THE REQUEST » The data below must be copied in full and without any change.
>> START DATA TO PROCESS
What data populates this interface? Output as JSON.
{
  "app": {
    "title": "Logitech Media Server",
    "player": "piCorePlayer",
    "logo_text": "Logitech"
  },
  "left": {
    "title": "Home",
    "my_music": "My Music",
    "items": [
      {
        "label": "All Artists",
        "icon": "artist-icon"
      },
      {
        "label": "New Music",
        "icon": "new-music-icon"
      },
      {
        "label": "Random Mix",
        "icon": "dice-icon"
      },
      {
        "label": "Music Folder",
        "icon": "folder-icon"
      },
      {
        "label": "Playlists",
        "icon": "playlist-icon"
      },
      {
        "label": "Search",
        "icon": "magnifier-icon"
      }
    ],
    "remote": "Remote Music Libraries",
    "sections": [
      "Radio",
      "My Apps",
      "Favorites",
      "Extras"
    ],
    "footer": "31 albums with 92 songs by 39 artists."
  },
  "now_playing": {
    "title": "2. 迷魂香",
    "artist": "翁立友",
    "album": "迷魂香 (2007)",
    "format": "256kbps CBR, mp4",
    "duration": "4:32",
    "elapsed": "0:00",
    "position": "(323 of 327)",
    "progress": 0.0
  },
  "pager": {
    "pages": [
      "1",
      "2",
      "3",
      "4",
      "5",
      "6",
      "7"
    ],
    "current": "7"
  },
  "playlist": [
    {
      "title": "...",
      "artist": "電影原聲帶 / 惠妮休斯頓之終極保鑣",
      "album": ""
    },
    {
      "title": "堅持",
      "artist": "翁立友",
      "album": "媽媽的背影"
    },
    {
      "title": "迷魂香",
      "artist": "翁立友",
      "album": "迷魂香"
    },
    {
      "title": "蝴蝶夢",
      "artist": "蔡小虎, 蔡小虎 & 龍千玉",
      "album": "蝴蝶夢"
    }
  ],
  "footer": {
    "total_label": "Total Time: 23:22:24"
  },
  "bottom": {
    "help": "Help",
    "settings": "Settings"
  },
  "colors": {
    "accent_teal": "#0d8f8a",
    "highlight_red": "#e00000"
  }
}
>> END DATA TO PROCESS
RESPONSE »
What data populates this interface? Output as JSON.
{
  "app": {
    "title": "Logitech Media Server",
    "player": "piCorePlayer",
    "logo_text": "Logitech"
  },
  "left": {
    "title": "Home",
    "my_music": "My Music",
    "items": [
      {
        "label": "All Artists",
        "icon": "artist-icon"
      },
      {
        "label": "New Music",
        "icon": "new-music-icon"
      },
      {
        "label": "Random Mix",
        "icon": "dice-icon"
      },
      {
        "label": "Music Folder",
        "icon": "folder-icon"
      },
      {
        "label": "Playlists",
        "icon": "playlist-icon"
      },
      {
        "label": "Search",
        "icon": "magnifier-icon"
      }
    ],
    "remote": "Remote Music Libraries",
    "sections": [
      "Radio",
      "My Apps",
      "Favorites",
      "Extras"
    ],
    "footer": "31 albums with 92 songs by 39 artists."
  },
  "now_playing": {
    "title": "2. 迷魂香",
    "artist": "翁立友",
    "album": "迷魂香 (2007)",
    "format": "256kbps CBR, mp4",
    "duration": "4:32",
    "elapsed": "0:00",
    "position": "(323 of 327)",
    "progress": 0.0
  },
  "pager": {
    "pages": [
      "1",
      "2",
      "3",
      "4",
      "5",
      "6",
      "7"
    ],
    "current": "7"
  },
  "playlist": [
    {
      "title": "...",
      "artist": "電影原聲帶 / 惠妮休斯頓之終極保鑣",
      "album": ""
    },
    {
      "title": "堅持",
      "artist": "翁立友",
      "album": "媽媽的背影"
    },
    {
      "title": "迷魂香",
      "artist": "翁立友",
      "album": "迷魂香"
    },
    {
      "title": "蝴蝶夢",
      "artist": "蔡小虎, 蔡小虎 & 龍千玉",
      "album": "蝴蝶夢"
    }
  ],
  "footer": {
    "total_label": "Total Time: 23:22:24"
  },
  "bottom": {
    "help": "Help",
    "settings": "Settings"
  },
  "colors": {
    "accent_teal": "#0d8f8a",
    "highlight_red": "#e00000"
  }
}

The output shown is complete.